[blog-api-server] Monitoring Dashboard and Alerting System

Overview

A Prometheus-based monitoring system and Slack/Email alerting have been added to blog-api-server, enabling real-time server status tracking and immediate response to issues.

Monitoring Architecture

flowchart TB
    A[HTTP Request] --> B[MonitoringMiddleware]
    B --> C[Request Logging]
    B --> D[PrometheusMiddleware]
    D --> E[Metrics Collection]
    C --> F[AlertManager]
    E --> F
    F --> G{Threshold Check}
    G -->|Over Threshold| H[Slack Webhook]
    G -->|Critical| I[Email Alert]
    G -->|Normal| J[Log Only]
    K[Prometheus Server] --> L[/metrics/prometheus]
    M[Dashboard] --> N[/dashboard]

Prometheus Metrics

Basic HTTP Metrics

Metric	Type	Labels	Description
`http_requests_total`	Counter	method, endpoint, status	Total HTTP requests
`http_request_duration_seconds`	Histogram	method, endpoint	Request latency distribution
`http_errors_total`	Counter	method, endpoint, status	Total error count
`active_requests`	Gauge	-	Current active requests

Business Metrics

Metric	Type	Labels	Description
`git_operations_total`	Counter	operation, status	Git operation count
`git_operation_duration_seconds`	Histogram	operation	Git operation duration
`translation_requests_total`	Counter	source_lang, target_lang, status	Translation request count
`translation_duration_seconds`	Histogram	-	Translation duration
`post_operations_total`	Counter	operation, language, status	Post operation count

Metrics Collection Code

# prometheus_exporter.py
from prometheus_client import Counter, Histogram, Gauge

http_requests_total = Counter(
    'http_requests_total',
    'Total HTTP requests',
    ['method', 'endpoint', 'status']
)

http_request_duration_seconds = Histogram(
    'http_request_duration_seconds',
    'HTTP request latency',
    ['method', 'endpoint']
)

━━━━━━━━━━━━━━━━━━━━

--- Given instruction A ---
From the blog-api-server monitoring text, repeat the passage word for word, starting with "[blog-api-server] Monitoring Dashboard" and going on through "response to issues.".
--- Given instruction B ---
Carry on the blog-api-server monitoring text from the point where it stops.

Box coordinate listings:
━━━━━━━━━━━━━━━━━━━━

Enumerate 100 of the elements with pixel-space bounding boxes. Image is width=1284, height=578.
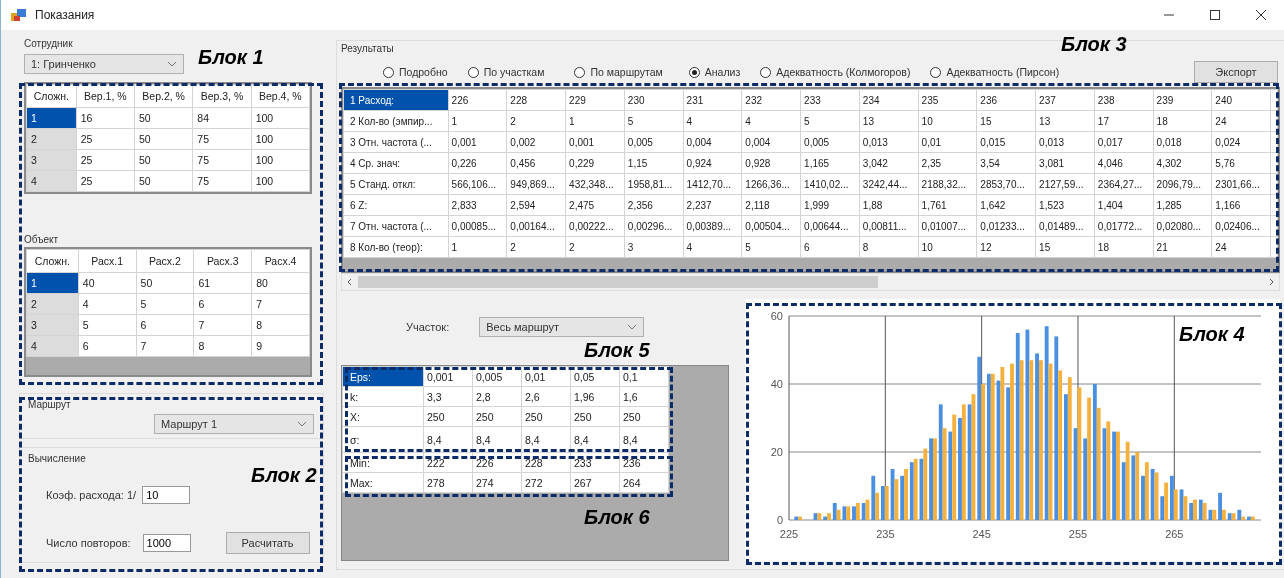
chevron-right-icon[interactable] bbox=[1267, 278, 1275, 286]
table-cell: 100 bbox=[251, 149, 310, 171]
table-cell: 75 bbox=[192, 170, 252, 192]
route-dropdown[interactable]: Маршрут 1 bbox=[154, 414, 314, 434]
table-cell: 100 bbox=[251, 128, 310, 150]
table-cell: 18 bbox=[1094, 236, 1154, 258]
chevron-down-icon bbox=[167, 61, 177, 67]
table-cell: 0,00644... bbox=[800, 215, 860, 237]
table-cell: 3 bbox=[624, 236, 684, 258]
table-cell: 1,642 bbox=[976, 194, 1036, 216]
column-header: Сложн. bbox=[26, 84, 77, 108]
table-cell: 5,76 bbox=[1211, 152, 1271, 174]
table-cell: 25 bbox=[76, 128, 135, 150]
table-cell: 2301,66... bbox=[1211, 173, 1271, 195]
table-cell: 8,4 bbox=[570, 426, 620, 453]
table-cell: 0,01 bbox=[521, 366, 571, 387]
table-cell: 3,042 bbox=[859, 152, 919, 174]
chevron-left-icon[interactable] bbox=[346, 278, 354, 286]
table-cell: 4,302 bbox=[1153, 152, 1212, 174]
coefficient-input[interactable]: 10 bbox=[142, 486, 191, 504]
section-dropdown[interactable]: Весь маршрут bbox=[479, 317, 645, 337]
table-cell: 3,3 bbox=[423, 386, 473, 407]
table-cell: 226 bbox=[448, 89, 507, 111]
row-header: 1 bbox=[26, 272, 79, 294]
table-cell: 432,348... bbox=[565, 173, 625, 195]
table-cell: 0,924 bbox=[683, 152, 742, 174]
table-cell: 1,15 bbox=[624, 152, 684, 174]
chevron-down-icon bbox=[627, 324, 638, 330]
table-cell: 10 bbox=[918, 236, 977, 258]
radio-option[interactable]: По маршрутам bbox=[574, 66, 663, 78]
column-header: Вер.2, % bbox=[134, 84, 193, 108]
row-header: 3 Отн. частота (... bbox=[343, 131, 449, 153]
table-cell: 0,018 bbox=[1153, 131, 1212, 153]
radio-option[interactable]: Адекватность (Колмогоров) bbox=[760, 66, 911, 78]
table-cell: 25 bbox=[76, 170, 135, 192]
export-button[interactable]: Экспорт bbox=[1194, 61, 1278, 83]
row-header: 5 Станд. откл: bbox=[343, 173, 449, 195]
table-cell: 0,05 bbox=[570, 366, 620, 387]
table-cell: 50 bbox=[134, 128, 193, 150]
table-cell: 61 bbox=[193, 272, 252, 294]
repeats-input[interactable]: 1000 bbox=[142, 534, 191, 552]
y-tick-label: 40 bbox=[770, 378, 783, 390]
table-cell: 0,01 bbox=[918, 131, 977, 153]
table-cell: 0,024 bbox=[1211, 131, 1271, 153]
row-header: 8 Кол-во (теор): bbox=[343, 236, 449, 258]
table-cell: 231 bbox=[683, 89, 742, 111]
row-header: 2 Кол-во (эмпир... bbox=[343, 110, 449, 132]
table-cell: 1958,81... bbox=[624, 173, 684, 195]
calculate-button[interactable]: Расчитать bbox=[225, 532, 310, 554]
table-cell: 236 bbox=[976, 89, 1036, 111]
table-cell: 16 bbox=[76, 107, 135, 129]
annotation-label: Блок 2 bbox=[251, 464, 317, 487]
radio-option[interactable]: По участкам bbox=[467, 66, 545, 78]
table-cell: 5 bbox=[624, 110, 684, 132]
row-header: 4 bbox=[26, 170, 77, 192]
radio-option[interactable]: Адекватность (Пирсон) bbox=[930, 66, 1060, 78]
table-cell: 8,4 bbox=[423, 426, 473, 453]
table-cell: 1,166 bbox=[1211, 194, 1271, 216]
table-cell: 0,01489... bbox=[1035, 215, 1095, 237]
table-cell: 1 bbox=[565, 110, 625, 132]
table-cell: 233 bbox=[570, 452, 620, 473]
radio-option[interactable]: Анализ bbox=[688, 66, 741, 78]
repeats-label: Число повторов: bbox=[46, 537, 131, 549]
employee-dropdown[interactable]: 1: Гринченко bbox=[24, 54, 184, 74]
table-cell: 2,833 bbox=[448, 194, 507, 216]
table-cell: 1,523 bbox=[1035, 194, 1095, 216]
table-cell: 0,01007... bbox=[918, 215, 977, 237]
table-cell: 13 bbox=[1035, 110, 1095, 132]
table-cell: 8,4 bbox=[472, 426, 522, 453]
column-header: Вер.1, % bbox=[76, 84, 135, 108]
table-cell: 2 bbox=[506, 236, 566, 258]
radio-option[interactable]: Подробно bbox=[383, 66, 448, 78]
table-cell: 1,96 bbox=[570, 386, 620, 407]
table-cell: 0,005 bbox=[624, 131, 684, 153]
row-header: 6 Z: bbox=[343, 194, 449, 216]
column-header: Расх.1 bbox=[78, 249, 137, 273]
table-cell: 237 bbox=[1035, 89, 1095, 111]
table-cell: 0,1 bbox=[619, 366, 669, 387]
row-header: 7 Отн. частота (... bbox=[343, 215, 449, 237]
chevron-down-icon bbox=[297, 421, 307, 427]
table-cell: 226 bbox=[472, 452, 522, 473]
row-header: Eps: bbox=[342, 366, 424, 387]
row-header: 4 Ср. знач: bbox=[343, 152, 449, 174]
table-cell: 6 bbox=[78, 335, 137, 357]
row-header: 1 bbox=[26, 107, 77, 129]
table-cell: 10 bbox=[918, 110, 977, 132]
table-cell: 233 bbox=[800, 89, 860, 111]
table-cell: 50 bbox=[134, 107, 193, 129]
annotation-label: Блок 4 bbox=[1179, 323, 1245, 346]
table-cell: 278 bbox=[423, 472, 473, 493]
table-cell: 12 bbox=[976, 236, 1036, 258]
table-cell: 240 bbox=[1211, 89, 1271, 111]
table-cell: 3242,44... bbox=[859, 173, 919, 195]
column-header: Сложн. bbox=[26, 249, 79, 273]
scrollbar-thumb[interactable] bbox=[358, 276, 878, 288]
column-header: Вер.3, % bbox=[192, 84, 252, 108]
horizontal-scrollbar[interactable] bbox=[341, 273, 1280, 291]
table-cell: 6 bbox=[193, 293, 252, 315]
table-cell: 17 bbox=[1094, 110, 1154, 132]
table-cell: 1410,02... bbox=[800, 173, 860, 195]
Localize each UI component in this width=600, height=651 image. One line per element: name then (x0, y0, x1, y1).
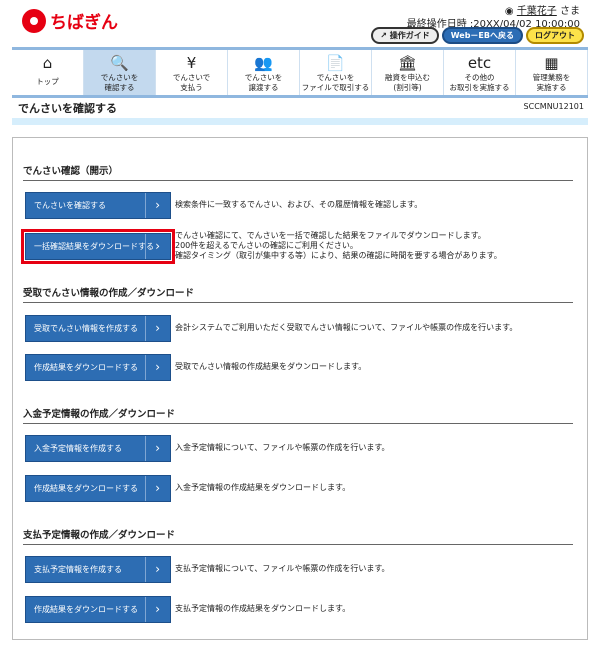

━━━━━━━━━━━━━━━━━━━━

--- Written response A ---
[blog-api-server] Monitoring Dashboard and Alerting System

Overview

A Prometheus-based monitoring system and Slack/Email alerting have been added to blog-api-server, enabling real-time server status tracking and immediate response to issues.

--- Written response B ---
# Auto-collection in middleware
class PrometheusMiddleware(BaseHTTPMiddleware):
    async def dispatch(self, request: Request, call_next):
        start_time = time.time()
        response = await call_next(request)
        duration = time.time() - start_time

        http_requests_total.labels(
            method=request.method,
            endpoint=request.url.path,
            status=response.status_code
        ).inc()

        http_request_duration_seconds.labels(
            method=request.method,
            endpoint=request.url.path
        ).observe(duration)

Alerting System

Alert Rules

Rule Name	Condition	Severity	Cooldown
High Error Rate	error_rate > 5%	WARNING	5 min
Critical Error Rate	error_rate > 20%	CRITICAL	1 min
Slow Response Time	avg_response_time > 2000ms	WARNING	10 min
High Slow Request Rate	slow_request_rate > 10%	WARNING	5 min

Alert Channels

Slack Webhook

Supports all severity levels
Color-coded severity (INFO: green, WARNING: orange, ERROR: red, CRITICAL: dark red)

Email

CRITICAL level only
SMTP-based email delivery

AlertManager Code

# alerting.py
class AlertManager:
    def check_and_alert(self, metrics: Dict[str, Any]):
        for rule in self.rules:
            if rule.should_trigger(metrics):
                self._send_alert(rule, metrics)

    def _send_alert(self, rule: AlertRule, metrics: Dict[str, Any]):
        message = f"""
Alert Rule: {rule.name}
Condition: {rule.condition}

Current Metrics:
- Total Requests: {metrics.get('total_requests', 0)}
- Error Count: {metrics.get('error_count', 0)}
- Error Rate: {metrics.get('error_rate_percent', 0)}%
- Slow Requests: {metrics.get('slow_request_count', 0)}
"""
        self.slack.send(
            title=f"Alert: {rule.name}",
            message=message.strip(),
            severity=rule.severity
        )

Dashboard Configuration

Monitoring Endpoints

Path	Auth	Description
`/health`	Not Required	Server health check
`/metrics`	Required	JSON format metrics
`/metrics/prometheus`	Not Required	Prometheus format metrics
`/metrics/reset`	Required	Reset metrics
`/dashboard`	Not Required	Web dashboard
`/alerts/rules`	Required	Alert rules list
`/alerts/send`	Required	Manual alert send

Request Tracking Middleware

# middleware.py
class MonitoringMiddleware(BaseHTTPMiddleware):
    async def dispatch(self, request: Request, call_next):
        request_id = str(uuid.uuid4())
        start_time = time.time()

        response = await call_next(request)
        process_time = (time.time() - start_time) * 1000

        # Add tracking info to response headers
        response.headers["X-Process-Time"] = f"{process_time:.2f}"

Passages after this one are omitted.